▶ _Challenge_
Copy the lines that follow, keeping every character the same.

▶ _Recorded information_
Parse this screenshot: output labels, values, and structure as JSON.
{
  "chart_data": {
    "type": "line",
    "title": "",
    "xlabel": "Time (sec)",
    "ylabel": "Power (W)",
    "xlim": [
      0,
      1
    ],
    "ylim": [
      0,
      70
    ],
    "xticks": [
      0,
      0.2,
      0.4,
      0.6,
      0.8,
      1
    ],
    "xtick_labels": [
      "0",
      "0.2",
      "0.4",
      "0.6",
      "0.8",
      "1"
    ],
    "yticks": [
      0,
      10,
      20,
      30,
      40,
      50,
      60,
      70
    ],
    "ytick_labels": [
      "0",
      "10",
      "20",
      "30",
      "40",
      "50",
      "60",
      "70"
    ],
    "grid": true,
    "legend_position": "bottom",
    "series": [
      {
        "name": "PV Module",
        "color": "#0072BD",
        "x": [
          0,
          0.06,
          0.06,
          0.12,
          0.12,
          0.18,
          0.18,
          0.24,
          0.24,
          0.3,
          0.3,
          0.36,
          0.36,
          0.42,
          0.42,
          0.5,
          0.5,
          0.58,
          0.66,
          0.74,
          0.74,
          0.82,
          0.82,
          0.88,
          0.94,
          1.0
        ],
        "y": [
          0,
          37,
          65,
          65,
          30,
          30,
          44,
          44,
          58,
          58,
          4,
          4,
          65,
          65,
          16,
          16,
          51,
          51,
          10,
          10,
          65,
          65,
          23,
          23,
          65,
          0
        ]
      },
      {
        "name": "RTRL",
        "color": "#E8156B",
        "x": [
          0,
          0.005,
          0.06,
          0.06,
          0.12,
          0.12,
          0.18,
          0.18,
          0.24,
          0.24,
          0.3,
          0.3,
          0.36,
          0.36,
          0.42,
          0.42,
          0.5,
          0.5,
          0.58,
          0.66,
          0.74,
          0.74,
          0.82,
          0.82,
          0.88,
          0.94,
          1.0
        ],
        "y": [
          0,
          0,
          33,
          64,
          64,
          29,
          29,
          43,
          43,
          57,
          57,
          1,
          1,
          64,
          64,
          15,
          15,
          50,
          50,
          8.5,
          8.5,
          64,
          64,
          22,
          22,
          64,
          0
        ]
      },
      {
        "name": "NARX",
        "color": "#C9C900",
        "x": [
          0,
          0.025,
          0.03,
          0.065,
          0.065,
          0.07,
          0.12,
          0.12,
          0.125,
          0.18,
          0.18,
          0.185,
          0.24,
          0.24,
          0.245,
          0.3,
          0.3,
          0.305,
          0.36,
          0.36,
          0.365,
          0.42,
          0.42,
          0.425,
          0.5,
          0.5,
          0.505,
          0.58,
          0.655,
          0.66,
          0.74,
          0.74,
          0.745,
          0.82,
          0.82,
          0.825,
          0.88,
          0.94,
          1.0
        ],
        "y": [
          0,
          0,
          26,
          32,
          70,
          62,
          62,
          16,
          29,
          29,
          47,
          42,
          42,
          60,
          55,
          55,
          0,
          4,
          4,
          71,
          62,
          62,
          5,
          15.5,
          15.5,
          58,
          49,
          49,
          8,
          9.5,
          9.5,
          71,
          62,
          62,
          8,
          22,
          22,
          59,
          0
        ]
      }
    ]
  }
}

▶ _Worked answer_
Parse this screenshot: output labels, values, and structure as JSON.
{
  "chart_data": {
    "type": "line",
    "title": "",
    "xlabel": "Time (sec)",
    "ylabel": "Power (W)",
    "xlim": [
      0,
      1
    ],
    "ylim": [
      0,
      70
    ],
    "xticks": [
      0,
      0.2,
      0.4,
      0.6,
      0.8,
      1
    ],
    "xtick_labels": [
      "0",
      "0.2",
      "0.4",
      "0.6",
      "0.8",
      "1"
    ],
    "yticks": [
      0,
      10,
      20,
      30,
      40,
      50,
      60,
      70
    ],
    "ytick_labels": [
      "0",
      "10",
      "20",
      "30",
      "40",
      "50",
      "60",
      "70"
    ],
    "grid": true,
    "legend_position": "bottom",
    "series": [
      {
        "name": "PV Module",
        "color": "#0072BD",
        "x": [
          0,
          0.06,
          0.06,
          0.12,
          0.12,
          0.18,
          0.18,
          0.24,
          0.24,
          0.3,
          0.3,
          0.36,
          0.36,
          0.42,
          0.42,
          0.5,
          0.5,
          0.58,
          0.66,
          0.74,
          0.74,
          0.82,
          0.82,
          0.88,
          0.94,
          1.0
        ],
        "y": [
          0,
          37,
          65,
          65,
          30,
          30,
          44,
          44,
          58,
          58,
          4,
          4,
          65,
          65,
          16,
          16,
          51,
          51,
          10,
          10,
          65,
          65,
          23,
          23,
          65,
          0
        ]
      },
      {
        "name": "RTRL",
        "color": "#E8156B",
        "x": [
          0,
          0.005,
          0.06,
          0.06,
          0.12,
          0.12,
          0.18,
          0.18,
          0.24,
          0.24,
          0.3,
          0.3,
          0.36,
          0.36,
          0.42,
          0.42,
          0.5,
          0.5,
          0.58,
          0.66,
          0.74,
          0.74,
          0.82,
          0.82,
          0.88,
          0.94,
          1.0
        ],
        "y": [
          0,
          0,
          33,
          64,
          64,
          29,
          29,
          43,
          43,
          57,
          57,
          1,
          1,
          64,
          64,
          15,
          15,
          50,
          50,
          8.5,
          8.5,
          64,
          64,
          22,
          22,
          64,
          0
        ]
      },
      {
        "name": "NARX",
        "color": "#C9C900",
        "x": [
          0,
          0.025,
          0.03,
          0.065,
          0.065,
          0.07,
          0.12,
          0.12,
          0.125,
          0.18,
          0.18,
          0.185,
          0.24,
          0.24,
          0.245,
          0.3,
          0.3,
          0.305,
          0.36,
          0.36,
          0.365,
          0.42,
          0.42,
          0.425,
          0.5,
          0.5,
          0.505,
          0.58,
          0.655,
          0.66,
          0.74,
          0.74,
          0.745,
          0.82,
          0.82,
          0.825,
          0.88,
          0.94,
          1.0
        ],
        "y": [
          0,
          0,
          26,
          32,
          70,
          62,
          62,
          16,
          29,
          29,
          47,
          42,
          42,
          60,
          55,
          55,
          0,
          4,
          4,
          71,
          62,
          62,
          5,
          15.5,
          15.5,
          58,
          49,
          49,
          8,
          9.5,
          9.5,
          71,
          62,
          62,
          8,
          22,
          22,
          59,
          0
        ]
      }
    ]
  }
}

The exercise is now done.